> _Problem to work on_
Tally every line featuring "into", then give that tally alone.
---------- Records provided ----------
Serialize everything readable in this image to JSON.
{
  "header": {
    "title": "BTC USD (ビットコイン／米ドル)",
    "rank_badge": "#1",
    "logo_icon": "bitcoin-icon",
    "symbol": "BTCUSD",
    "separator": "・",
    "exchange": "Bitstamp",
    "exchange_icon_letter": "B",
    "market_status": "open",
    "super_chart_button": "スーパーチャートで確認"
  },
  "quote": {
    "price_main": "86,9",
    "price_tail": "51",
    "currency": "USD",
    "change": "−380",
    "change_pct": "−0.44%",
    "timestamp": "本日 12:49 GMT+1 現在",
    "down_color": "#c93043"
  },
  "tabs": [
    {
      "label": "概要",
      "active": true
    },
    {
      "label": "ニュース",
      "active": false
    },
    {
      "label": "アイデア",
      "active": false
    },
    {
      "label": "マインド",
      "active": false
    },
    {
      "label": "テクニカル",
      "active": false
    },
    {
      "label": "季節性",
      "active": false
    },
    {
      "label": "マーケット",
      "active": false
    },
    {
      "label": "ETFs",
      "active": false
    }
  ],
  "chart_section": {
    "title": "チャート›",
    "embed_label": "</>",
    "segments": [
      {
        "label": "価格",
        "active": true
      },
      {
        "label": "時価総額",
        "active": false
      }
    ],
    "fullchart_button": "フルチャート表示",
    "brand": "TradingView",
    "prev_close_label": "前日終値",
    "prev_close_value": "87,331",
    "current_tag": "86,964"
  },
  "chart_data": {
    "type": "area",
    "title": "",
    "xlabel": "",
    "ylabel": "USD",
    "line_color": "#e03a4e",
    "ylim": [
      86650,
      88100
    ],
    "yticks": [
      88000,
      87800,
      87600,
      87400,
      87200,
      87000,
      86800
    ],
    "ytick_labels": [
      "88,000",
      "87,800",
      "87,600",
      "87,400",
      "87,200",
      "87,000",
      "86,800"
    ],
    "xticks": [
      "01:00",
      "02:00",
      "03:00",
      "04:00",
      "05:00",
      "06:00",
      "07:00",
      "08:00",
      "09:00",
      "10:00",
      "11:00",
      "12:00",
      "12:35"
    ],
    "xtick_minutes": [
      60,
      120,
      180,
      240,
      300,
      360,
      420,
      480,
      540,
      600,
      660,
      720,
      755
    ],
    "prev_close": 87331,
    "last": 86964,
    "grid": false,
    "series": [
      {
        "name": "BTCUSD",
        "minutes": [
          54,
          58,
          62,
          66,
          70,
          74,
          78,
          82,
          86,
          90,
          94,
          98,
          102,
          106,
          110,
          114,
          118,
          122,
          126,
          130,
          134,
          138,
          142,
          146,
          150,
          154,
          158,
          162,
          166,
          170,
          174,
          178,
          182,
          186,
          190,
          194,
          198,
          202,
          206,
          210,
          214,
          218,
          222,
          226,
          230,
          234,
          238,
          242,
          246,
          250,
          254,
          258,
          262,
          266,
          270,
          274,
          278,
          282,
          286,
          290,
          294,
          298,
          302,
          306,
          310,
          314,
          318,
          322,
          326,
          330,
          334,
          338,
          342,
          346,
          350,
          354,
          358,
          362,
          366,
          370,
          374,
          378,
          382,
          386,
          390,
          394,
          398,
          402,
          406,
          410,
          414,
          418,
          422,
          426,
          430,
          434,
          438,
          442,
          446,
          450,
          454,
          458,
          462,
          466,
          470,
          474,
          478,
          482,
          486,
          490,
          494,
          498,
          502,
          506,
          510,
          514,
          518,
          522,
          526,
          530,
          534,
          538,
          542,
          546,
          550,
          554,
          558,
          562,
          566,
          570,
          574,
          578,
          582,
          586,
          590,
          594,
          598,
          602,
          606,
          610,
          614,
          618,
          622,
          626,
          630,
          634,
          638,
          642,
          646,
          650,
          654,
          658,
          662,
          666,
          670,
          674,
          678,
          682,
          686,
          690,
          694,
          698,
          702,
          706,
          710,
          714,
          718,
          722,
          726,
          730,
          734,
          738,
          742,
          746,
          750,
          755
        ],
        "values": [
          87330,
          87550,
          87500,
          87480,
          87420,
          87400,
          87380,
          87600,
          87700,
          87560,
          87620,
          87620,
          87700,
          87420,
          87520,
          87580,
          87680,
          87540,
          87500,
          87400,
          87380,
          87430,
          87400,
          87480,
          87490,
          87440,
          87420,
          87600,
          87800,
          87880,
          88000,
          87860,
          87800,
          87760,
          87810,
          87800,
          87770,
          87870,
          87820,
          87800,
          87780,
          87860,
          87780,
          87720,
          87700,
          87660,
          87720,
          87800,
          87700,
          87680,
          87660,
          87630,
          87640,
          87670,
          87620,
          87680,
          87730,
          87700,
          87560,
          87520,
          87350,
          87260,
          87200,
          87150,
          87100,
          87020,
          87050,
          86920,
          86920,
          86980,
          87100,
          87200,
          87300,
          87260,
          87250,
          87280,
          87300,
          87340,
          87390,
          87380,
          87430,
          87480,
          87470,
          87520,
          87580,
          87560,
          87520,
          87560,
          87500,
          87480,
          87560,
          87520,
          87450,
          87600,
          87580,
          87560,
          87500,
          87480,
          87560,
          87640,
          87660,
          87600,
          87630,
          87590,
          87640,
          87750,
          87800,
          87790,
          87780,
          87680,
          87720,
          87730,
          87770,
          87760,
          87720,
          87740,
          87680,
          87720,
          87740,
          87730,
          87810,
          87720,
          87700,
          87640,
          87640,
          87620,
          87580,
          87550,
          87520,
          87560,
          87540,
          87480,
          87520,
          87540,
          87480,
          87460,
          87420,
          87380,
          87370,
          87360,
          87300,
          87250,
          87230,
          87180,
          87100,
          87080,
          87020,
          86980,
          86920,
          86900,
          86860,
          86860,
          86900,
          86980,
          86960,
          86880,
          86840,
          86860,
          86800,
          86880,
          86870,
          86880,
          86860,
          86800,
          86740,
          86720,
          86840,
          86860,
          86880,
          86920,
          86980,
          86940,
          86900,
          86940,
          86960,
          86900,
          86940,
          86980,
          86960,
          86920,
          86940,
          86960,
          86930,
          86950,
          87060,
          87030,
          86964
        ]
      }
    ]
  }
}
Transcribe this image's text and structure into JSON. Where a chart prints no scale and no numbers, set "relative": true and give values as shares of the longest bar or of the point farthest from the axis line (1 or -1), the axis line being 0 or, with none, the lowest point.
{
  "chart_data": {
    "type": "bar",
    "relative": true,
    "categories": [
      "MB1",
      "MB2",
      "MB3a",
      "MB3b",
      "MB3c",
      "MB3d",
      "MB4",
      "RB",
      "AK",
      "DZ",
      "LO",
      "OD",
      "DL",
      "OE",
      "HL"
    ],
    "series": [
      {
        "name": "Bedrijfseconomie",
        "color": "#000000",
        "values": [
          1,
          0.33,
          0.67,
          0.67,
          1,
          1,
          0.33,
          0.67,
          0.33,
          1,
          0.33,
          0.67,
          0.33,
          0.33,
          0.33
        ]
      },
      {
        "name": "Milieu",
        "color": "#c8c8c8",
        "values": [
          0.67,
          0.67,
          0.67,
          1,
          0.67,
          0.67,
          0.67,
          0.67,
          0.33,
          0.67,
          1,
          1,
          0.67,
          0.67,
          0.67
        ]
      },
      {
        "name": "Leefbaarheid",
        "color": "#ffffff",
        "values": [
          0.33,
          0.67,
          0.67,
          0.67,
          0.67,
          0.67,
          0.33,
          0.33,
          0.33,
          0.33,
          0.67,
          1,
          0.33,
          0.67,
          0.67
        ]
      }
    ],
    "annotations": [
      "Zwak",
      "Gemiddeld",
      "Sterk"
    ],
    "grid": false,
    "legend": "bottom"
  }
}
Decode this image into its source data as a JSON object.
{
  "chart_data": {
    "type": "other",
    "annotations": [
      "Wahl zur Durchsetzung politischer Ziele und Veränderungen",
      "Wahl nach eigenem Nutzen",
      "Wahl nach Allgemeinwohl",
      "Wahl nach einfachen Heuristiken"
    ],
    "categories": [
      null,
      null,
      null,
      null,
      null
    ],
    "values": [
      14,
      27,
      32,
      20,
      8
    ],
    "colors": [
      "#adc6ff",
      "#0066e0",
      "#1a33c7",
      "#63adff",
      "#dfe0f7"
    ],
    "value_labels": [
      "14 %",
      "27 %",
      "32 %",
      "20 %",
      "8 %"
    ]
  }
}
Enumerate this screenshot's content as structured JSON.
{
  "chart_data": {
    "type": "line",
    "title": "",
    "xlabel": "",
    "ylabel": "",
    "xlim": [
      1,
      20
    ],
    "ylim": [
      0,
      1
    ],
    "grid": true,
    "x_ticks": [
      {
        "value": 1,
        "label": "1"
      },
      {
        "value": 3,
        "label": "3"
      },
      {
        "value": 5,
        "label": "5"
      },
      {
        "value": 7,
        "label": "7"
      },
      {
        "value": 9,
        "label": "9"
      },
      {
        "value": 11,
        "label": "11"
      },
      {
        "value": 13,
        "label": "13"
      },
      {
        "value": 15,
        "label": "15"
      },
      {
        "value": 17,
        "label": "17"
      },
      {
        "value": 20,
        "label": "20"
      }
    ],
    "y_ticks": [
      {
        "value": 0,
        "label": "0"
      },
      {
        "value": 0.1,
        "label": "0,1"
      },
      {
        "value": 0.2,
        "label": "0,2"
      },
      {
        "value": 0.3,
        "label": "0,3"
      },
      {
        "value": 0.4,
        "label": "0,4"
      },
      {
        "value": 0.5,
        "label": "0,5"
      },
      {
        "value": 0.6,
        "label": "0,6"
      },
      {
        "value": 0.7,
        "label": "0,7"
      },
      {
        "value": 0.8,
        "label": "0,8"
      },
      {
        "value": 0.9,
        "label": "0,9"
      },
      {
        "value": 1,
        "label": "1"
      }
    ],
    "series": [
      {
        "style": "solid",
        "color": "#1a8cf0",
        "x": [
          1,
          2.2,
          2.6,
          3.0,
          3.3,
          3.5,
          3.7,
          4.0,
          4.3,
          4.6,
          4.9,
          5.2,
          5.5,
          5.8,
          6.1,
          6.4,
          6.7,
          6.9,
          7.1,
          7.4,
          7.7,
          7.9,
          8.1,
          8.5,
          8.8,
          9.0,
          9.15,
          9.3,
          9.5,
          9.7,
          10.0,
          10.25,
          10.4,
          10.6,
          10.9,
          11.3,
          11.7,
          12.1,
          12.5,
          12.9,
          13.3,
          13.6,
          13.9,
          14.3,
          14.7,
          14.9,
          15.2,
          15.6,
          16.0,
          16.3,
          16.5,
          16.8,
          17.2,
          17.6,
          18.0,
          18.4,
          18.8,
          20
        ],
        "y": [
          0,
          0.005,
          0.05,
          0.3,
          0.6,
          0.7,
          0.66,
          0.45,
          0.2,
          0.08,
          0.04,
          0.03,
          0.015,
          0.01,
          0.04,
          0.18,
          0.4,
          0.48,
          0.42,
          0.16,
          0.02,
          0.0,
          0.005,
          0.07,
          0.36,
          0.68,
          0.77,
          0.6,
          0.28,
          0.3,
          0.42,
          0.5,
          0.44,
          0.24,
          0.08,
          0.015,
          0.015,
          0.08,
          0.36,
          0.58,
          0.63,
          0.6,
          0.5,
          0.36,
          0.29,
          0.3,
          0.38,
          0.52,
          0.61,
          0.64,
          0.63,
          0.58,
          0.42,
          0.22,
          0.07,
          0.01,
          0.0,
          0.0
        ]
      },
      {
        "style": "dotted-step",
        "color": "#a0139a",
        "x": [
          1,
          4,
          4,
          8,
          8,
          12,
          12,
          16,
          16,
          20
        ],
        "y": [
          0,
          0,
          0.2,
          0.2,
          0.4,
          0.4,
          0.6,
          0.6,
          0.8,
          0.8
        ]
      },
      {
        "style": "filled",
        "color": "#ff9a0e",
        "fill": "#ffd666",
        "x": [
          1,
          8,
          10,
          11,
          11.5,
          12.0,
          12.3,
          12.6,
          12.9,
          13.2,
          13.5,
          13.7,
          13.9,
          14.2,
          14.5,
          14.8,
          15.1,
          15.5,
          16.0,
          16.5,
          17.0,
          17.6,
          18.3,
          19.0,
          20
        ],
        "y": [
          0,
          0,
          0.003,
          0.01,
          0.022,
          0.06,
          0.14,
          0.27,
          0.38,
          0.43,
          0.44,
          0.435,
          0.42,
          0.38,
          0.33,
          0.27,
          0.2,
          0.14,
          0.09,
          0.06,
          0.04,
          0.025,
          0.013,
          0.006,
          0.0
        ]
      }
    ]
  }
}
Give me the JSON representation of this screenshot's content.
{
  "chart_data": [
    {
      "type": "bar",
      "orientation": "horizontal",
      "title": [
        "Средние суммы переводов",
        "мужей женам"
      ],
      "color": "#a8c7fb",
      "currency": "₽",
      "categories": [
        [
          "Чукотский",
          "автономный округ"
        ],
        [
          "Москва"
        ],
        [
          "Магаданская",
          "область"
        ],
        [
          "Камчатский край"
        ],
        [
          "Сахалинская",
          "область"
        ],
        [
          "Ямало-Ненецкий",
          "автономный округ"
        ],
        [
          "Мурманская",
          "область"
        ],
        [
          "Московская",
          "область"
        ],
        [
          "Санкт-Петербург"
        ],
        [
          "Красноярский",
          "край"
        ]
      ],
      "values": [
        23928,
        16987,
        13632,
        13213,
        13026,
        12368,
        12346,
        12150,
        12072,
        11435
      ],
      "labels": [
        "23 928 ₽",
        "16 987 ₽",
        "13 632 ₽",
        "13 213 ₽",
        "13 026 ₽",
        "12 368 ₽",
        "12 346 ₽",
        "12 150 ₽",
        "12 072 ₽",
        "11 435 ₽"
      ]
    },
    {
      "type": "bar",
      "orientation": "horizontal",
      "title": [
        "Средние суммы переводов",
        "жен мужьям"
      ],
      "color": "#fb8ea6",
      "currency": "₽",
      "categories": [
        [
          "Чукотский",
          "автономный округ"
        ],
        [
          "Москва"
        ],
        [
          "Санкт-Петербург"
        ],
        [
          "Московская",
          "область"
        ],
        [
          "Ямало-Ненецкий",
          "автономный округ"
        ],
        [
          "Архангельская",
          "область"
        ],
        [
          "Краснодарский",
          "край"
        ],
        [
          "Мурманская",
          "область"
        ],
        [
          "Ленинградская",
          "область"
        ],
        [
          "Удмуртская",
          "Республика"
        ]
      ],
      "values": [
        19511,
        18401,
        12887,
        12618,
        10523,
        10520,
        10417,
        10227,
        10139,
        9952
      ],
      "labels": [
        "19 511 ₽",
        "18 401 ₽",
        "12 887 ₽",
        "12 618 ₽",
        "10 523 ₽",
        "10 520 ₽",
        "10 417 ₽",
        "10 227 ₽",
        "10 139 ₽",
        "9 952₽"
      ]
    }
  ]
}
----------
> _Solved exercise_
2